Transcribe all the entries word for word, but omit the images.

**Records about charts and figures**
[Begin]

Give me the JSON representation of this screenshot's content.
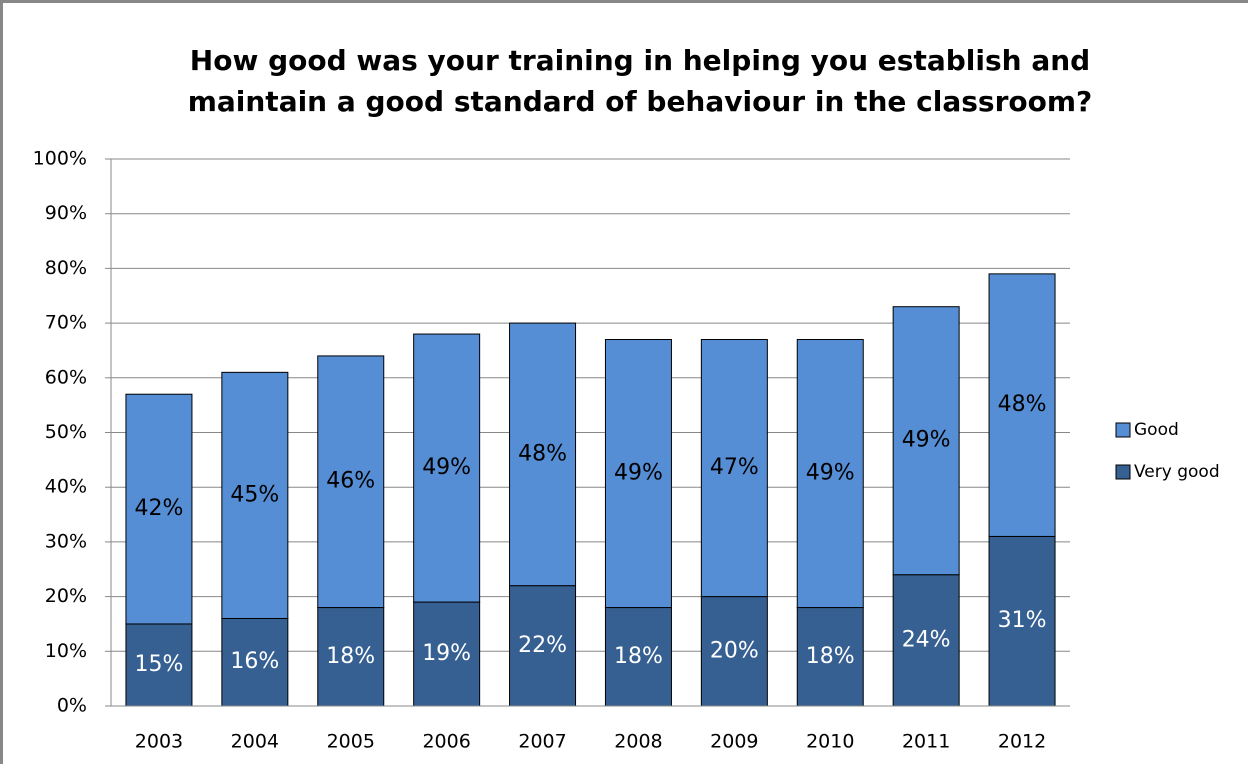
{
  "chart_data": {
    "type": "stacked_bar",
    "title": [
      "How good was your training in helping you establish and",
      "maintain a good standard of behaviour in the classroom?"
    ],
    "categories": [
      "2003",
      "2004",
      "2005",
      "2006",
      "2007",
      "2008",
      "2009",
      "2010",
      "2011",
      "2012"
    ],
    "series": [
      {
        "name": "Very good",
        "color": "#376092",
        "label_color": "#ffffff",
        "values": [
          15,
          16,
          18,
          19,
          22,
          18,
          20,
          18,
          24,
          31
        ],
        "value_labels": [
          "15%",
          "16%",
          "18%",
          "19%",
          "22%",
          "18%",
          "20%",
          "18%",
          "24%",
          "31%"
        ]
      },
      {
        "name": "Good",
        "color": "#558ed5",
        "label_color": "#000000",
        "values": [
          42,
          45,
          46,
          49,
          48,
          49,
          47,
          49,
          49,
          48
        ],
        "value_labels": [
          "42%",
          "45%",
          "46%",
          "49%",
          "48%",
          "49%",
          "47%",
          "49%",
          "49%",
          "48%"
        ]
      }
    ],
    "ylim": [
      0,
      100
    ],
    "yticks": [
      {
        "value": 0,
        "label": "0%"
      },
      {
        "value": 10,
        "label": "10%"
      },
      {
        "value": 20,
        "label": "20%"
      },
      {
        "value": 30,
        "label": "30%"
      },
      {
        "value": 40,
        "label": "40%"
      },
      {
        "value": 50,
        "label": "50%"
      },
      {
        "value": 60,
        "label": "60%"
      },
      {
        "value": 70,
        "label": "70%"
      },
      {
        "value": 80,
        "label": "80%"
      },
      {
        "value": 90,
        "label": "90%"
      },
      {
        "value": 100,
        "label": "100%"
      }
    ],
    "grid": true,
    "legend": "right"
  }
}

[End]

**WORKED SOLUTION**
Give me the JSON representation of this screenshot's content.
{
  "chart_data": {
    "type": "stacked_bar",
    "title": [
      "How good was your training in helping you establish and",
      "maintain a good standard of behaviour in the classroom?"
    ],
    "categories": [
      "2003",
      "2004",
      "2005",
      "2006",
      "2007",
      "2008",
      "2009",
      "2010",
      "2011",
      "2012"
    ],
    "series": [
      {
        "name": "Very good",
        "color": "#376092",
        "label_color": "#ffffff",
        "values": [
          15,
          16,
          18,
          19,
          22,
          18,
          20,
          18,
          24,
          31
        ],
        "value_labels": [
          "15%",
          "16%",
          "18%",
          "19%",
          "22%",
          "18%",
          "20%",
          "18%",
          "24%",
          "31%"
        ]
      },
      {
        "name": "Good",
        "color": "#558ed5",
        "label_color": "#000000",
        "values": [
          42,
          45,
          46,
          49,
          48,
          49,
          47,
          49,
          49,
          48
        ],
        "value_labels": [
          "42%",
          "45%",
          "46%",
          "49%",
          "48%",
          "49%",
          "47%",
          "49%",
          "49%",
          "48%"
        ]
      }
    ],
    "ylim": [
      0,
      100
    ],
    "yticks": [
      {
        "value": 0,
        "label": "0%"
      },
      {
        "value": 10,
        "label": "10%"
      },
      {
        "value": 20,
        "label": "20%"
      },
      {
        "value": 30,
        "label": "30%"
      },
      {
        "value": 40,
        "label": "40%"
      },
      {
        "value": 50,
        "label": "50%"
      },
      {
        "value": 60,
        "label": "60%"
      },
      {
        "value": 70,
        "label": "70%"
      },
      {
        "value": 80,
        "label": "80%"
      },
      {
        "value": 90,
        "label": "90%"
      },
      {
        "value": 100,
        "label": "100%"
      }
    ],
    "grid": true,
    "legend": "right"
  }
}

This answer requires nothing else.